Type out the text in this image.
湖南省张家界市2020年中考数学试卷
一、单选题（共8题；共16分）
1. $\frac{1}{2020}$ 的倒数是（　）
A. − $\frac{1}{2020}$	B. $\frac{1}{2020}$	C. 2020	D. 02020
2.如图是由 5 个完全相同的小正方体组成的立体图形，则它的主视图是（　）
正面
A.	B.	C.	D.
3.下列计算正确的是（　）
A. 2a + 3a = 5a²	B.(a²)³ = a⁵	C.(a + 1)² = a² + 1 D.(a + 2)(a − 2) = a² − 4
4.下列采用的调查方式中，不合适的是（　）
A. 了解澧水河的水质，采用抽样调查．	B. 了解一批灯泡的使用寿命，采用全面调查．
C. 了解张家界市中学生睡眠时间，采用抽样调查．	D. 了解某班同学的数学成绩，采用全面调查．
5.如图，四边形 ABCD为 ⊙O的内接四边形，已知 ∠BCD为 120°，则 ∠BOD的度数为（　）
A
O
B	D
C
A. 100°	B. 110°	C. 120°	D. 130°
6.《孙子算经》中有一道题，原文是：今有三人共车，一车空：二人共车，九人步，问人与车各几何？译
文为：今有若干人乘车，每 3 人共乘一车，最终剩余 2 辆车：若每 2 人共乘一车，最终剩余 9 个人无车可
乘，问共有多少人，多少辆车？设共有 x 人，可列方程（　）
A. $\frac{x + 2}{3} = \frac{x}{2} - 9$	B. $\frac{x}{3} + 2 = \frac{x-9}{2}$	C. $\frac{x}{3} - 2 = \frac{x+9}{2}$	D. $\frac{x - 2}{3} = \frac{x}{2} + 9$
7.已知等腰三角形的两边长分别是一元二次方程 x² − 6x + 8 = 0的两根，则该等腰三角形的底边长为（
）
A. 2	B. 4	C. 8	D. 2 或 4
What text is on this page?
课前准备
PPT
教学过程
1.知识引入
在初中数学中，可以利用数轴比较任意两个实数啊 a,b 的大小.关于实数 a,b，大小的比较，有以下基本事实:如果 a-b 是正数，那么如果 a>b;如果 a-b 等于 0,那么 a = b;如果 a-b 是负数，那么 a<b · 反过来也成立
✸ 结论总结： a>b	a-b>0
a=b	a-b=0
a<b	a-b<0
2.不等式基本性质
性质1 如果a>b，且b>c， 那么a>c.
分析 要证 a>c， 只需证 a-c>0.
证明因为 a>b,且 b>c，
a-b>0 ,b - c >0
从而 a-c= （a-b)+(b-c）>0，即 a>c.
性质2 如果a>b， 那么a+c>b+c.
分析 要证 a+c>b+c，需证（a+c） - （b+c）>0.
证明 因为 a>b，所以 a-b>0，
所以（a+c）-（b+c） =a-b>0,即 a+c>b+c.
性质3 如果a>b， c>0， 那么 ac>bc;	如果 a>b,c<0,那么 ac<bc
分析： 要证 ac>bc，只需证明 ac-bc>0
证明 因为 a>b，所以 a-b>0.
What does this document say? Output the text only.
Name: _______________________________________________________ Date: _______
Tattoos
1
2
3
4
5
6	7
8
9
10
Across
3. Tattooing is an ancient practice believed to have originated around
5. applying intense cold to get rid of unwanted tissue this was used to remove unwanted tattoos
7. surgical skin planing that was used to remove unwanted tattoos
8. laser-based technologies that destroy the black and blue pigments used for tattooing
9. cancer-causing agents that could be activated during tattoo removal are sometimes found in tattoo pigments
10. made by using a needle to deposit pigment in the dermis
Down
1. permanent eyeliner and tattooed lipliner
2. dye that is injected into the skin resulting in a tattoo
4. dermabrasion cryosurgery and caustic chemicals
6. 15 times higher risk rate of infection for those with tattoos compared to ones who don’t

========

Aim of the exercise —
Look through the data and show every line containing "this".

Correct result —
Type out the text in this image.
What text is on this page?
What does this document say? Output the text only.
5. applying intense cold to get rid of unwanted tissue this was used to remove unwanted tattoos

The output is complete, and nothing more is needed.